**SOURCE TEXT**
* * * * * * * * *

45 Mr Garvin's evidence, which cross-examination only confirmed; strongly pointed to Mr Platcher being more than the consultant he claims to have been in relation to Growthcorp. Moreover his conduct in relation to the cheque for $60,000 received on settlement shows a lamentable lack of concern for Mr Garvin's interests. Mr Garvin's evidence was that, although he had directed that the cheque be made out to Growthcorp, the arrangement was that Mr Platcher would collect both cheques on Mr Garvin's behalf. Mr Garvin was not prepared to deliver the cheque to Growthcorp or Mr Platcher until he had security for the loan. Mr Platcher led no evidence to contradict this version of events and I see no reason to disbelieve Mr Garvin's account.

Paul Veron

46 Mr Veron is the Managing Director of Mortgage Partners Pty Ltd a company that provides a range of mortgage products from banks and other lending institutions. He gave evidence that in July 1999 he received a call from Mr Platcher who said that a `director of Growthcorp needs finance for an investment in an orange juice company. He will be needing about $150,000'. Subsequently he met Mr Platcher in his office where Mr Platcher informed Mr Veron of various projects being undertaken by Growthcorp and said that the loan was required by Paul, Jeremy and Denice Pettenon.

* * * * * * * * *

**DATA EXTRACT**
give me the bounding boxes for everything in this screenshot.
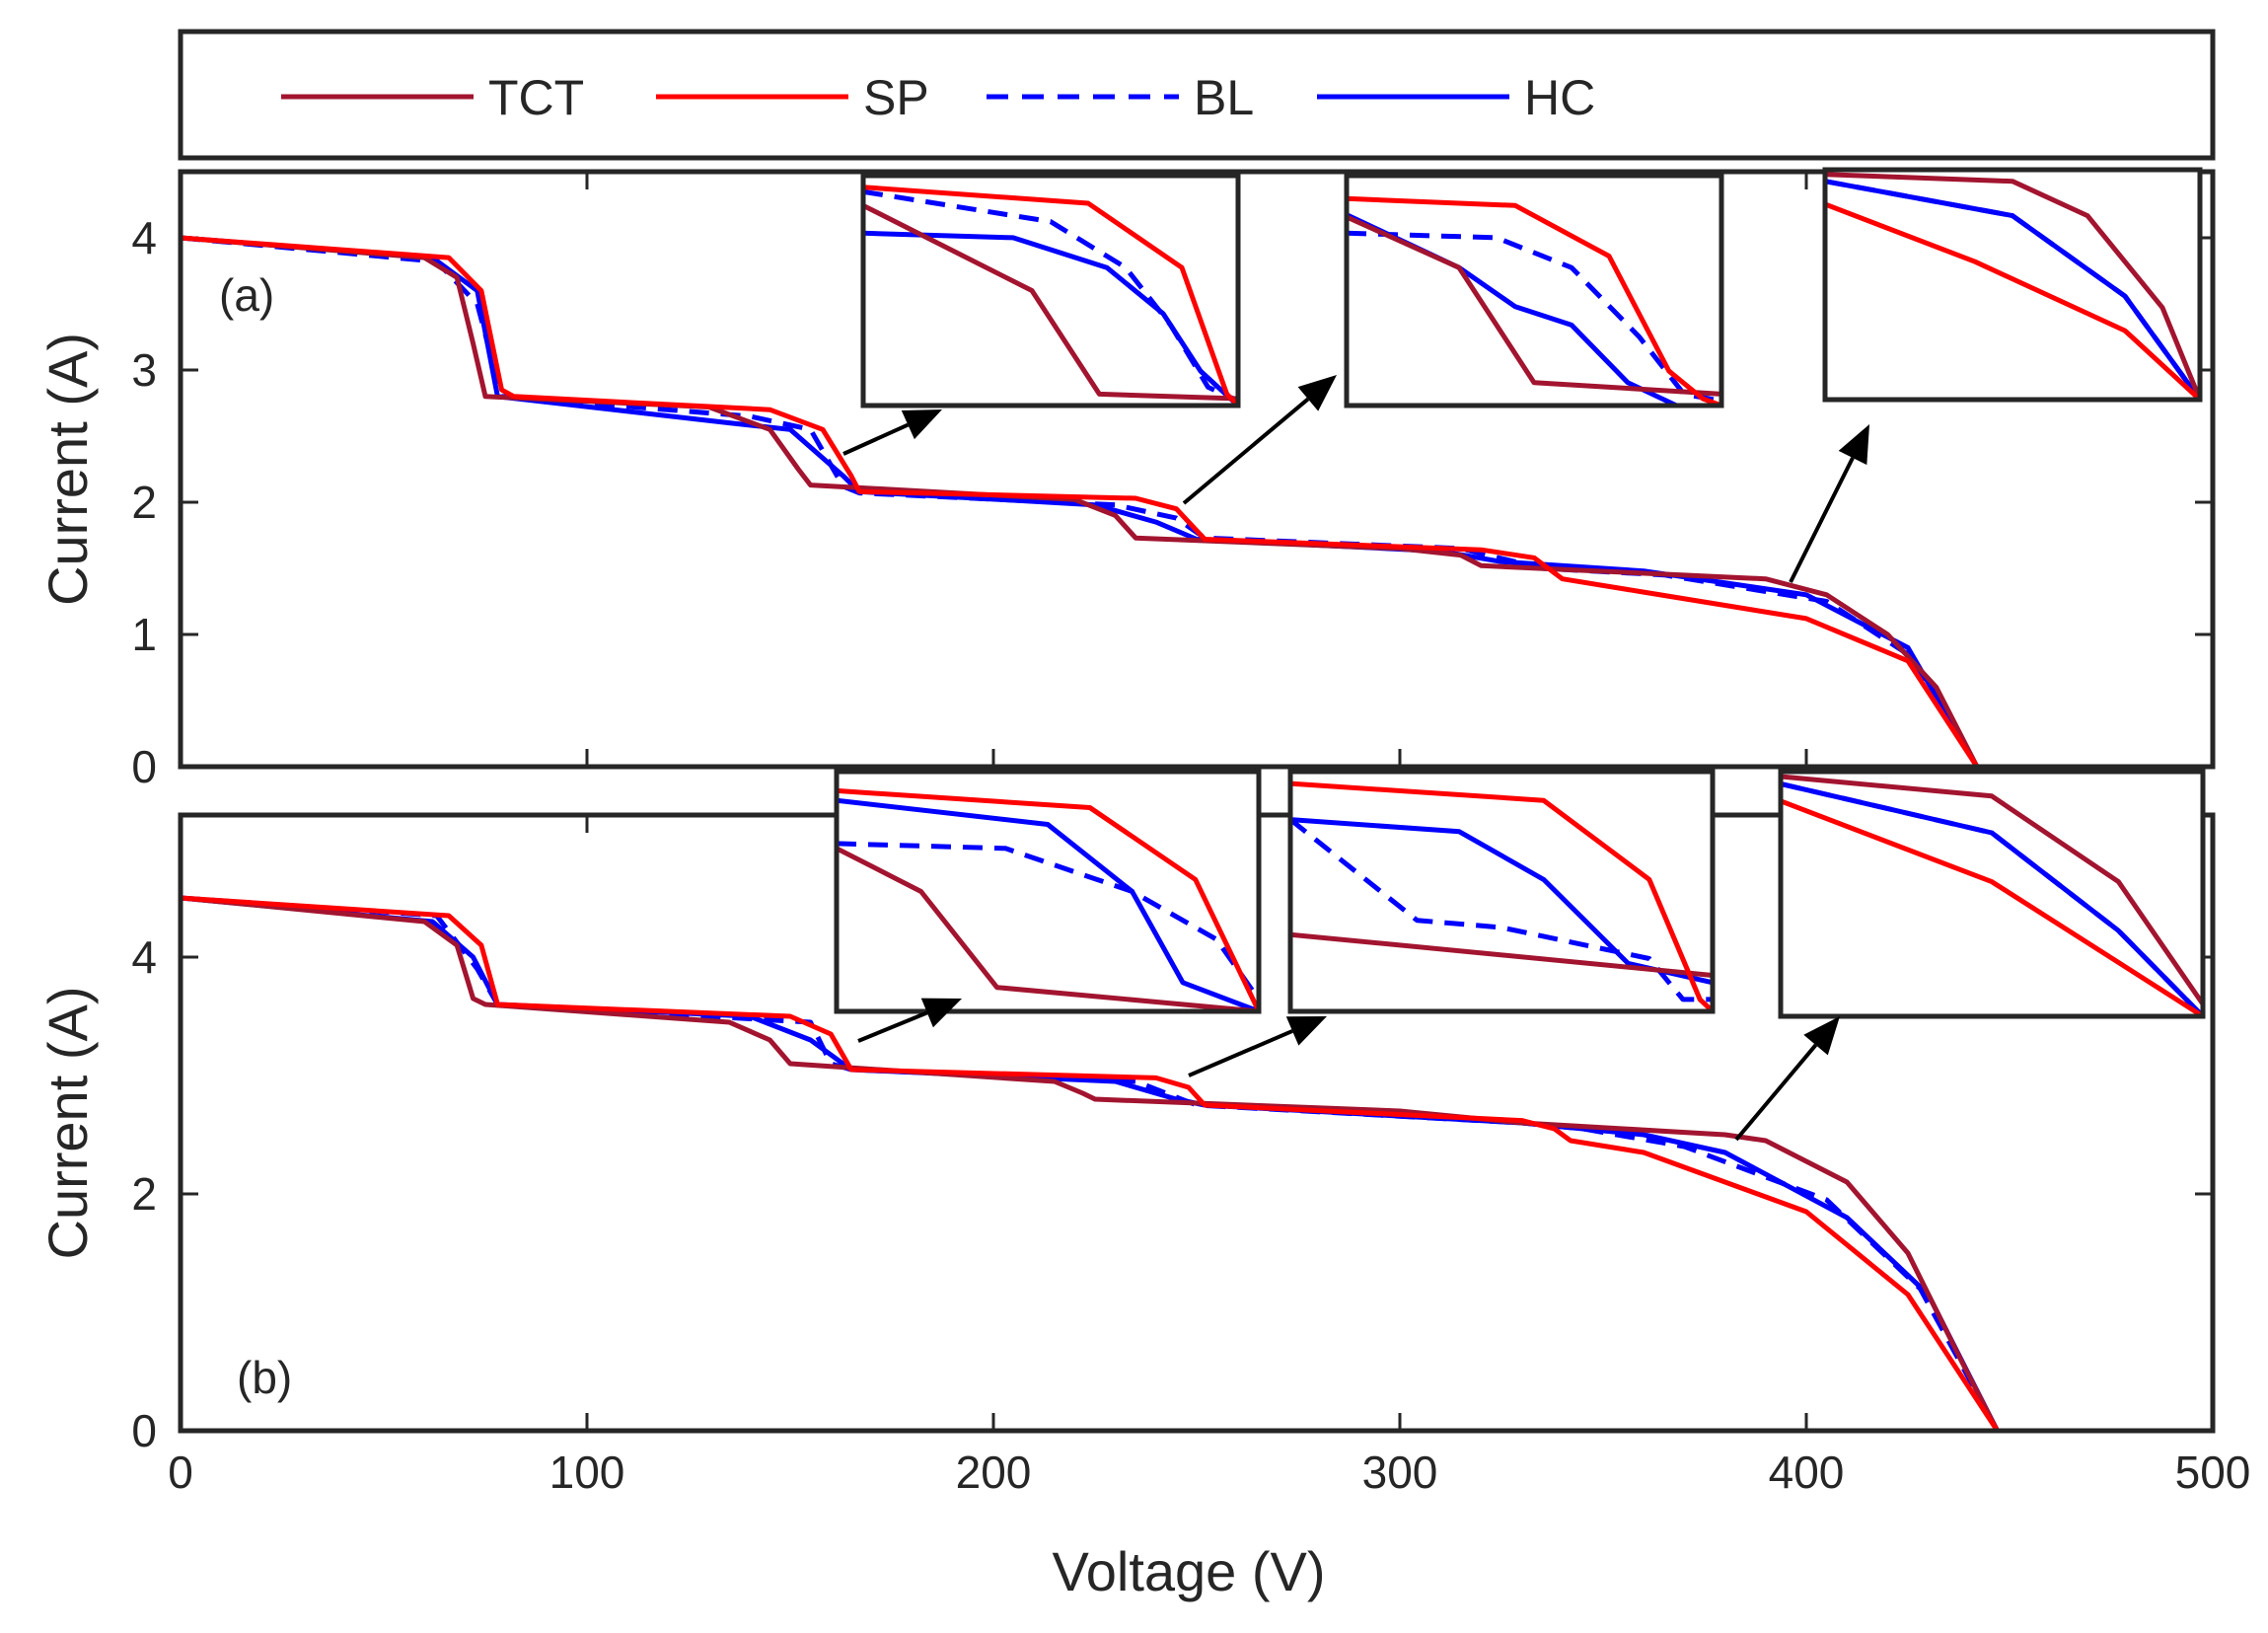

* * * * * * * * *

**REQUIRED WORK**
1. Translate this sentence from the Growthcorp judgment excerpt into Spanish: "Mr Garvin was not prepared to deliver the cheque to Growthcorp or Mr Platcher until he had security for the loan."
2. Carry on the Growthcorp judgment excerpt from the point where the text stops.

**RESPONSES PER TASK**
1. El Sr. Garvin no estaba dispuesto a entregar el cheque a Growthcorp ni al Sr. Platcher hasta contar con una garantía para el préstamo.

2.
47 Mr Veron gave details of other applications for loans that Mr Platcher made to him including an occasion in August 1999 when Mr Platcher approached him regarding a loan that Growthcorp needed to purchase an abattoir. Mr Platcher also spoke to Mr Veron about the prospects of financing the purchase of a property in Noosa. In all of these negotiations, written instructions and requests were exchanged by facsimile with Growthcorp. A number of facsimiles were annexed to the affidavit of Mr Veron and showed them to be on Growthcorp's stationary and signed by Charles Platcher. One of the loans that were negotiated through Mortgage Partners was the loan to Michael Johnston secured by a second mortgage over Johnston's property in North Curl Curl.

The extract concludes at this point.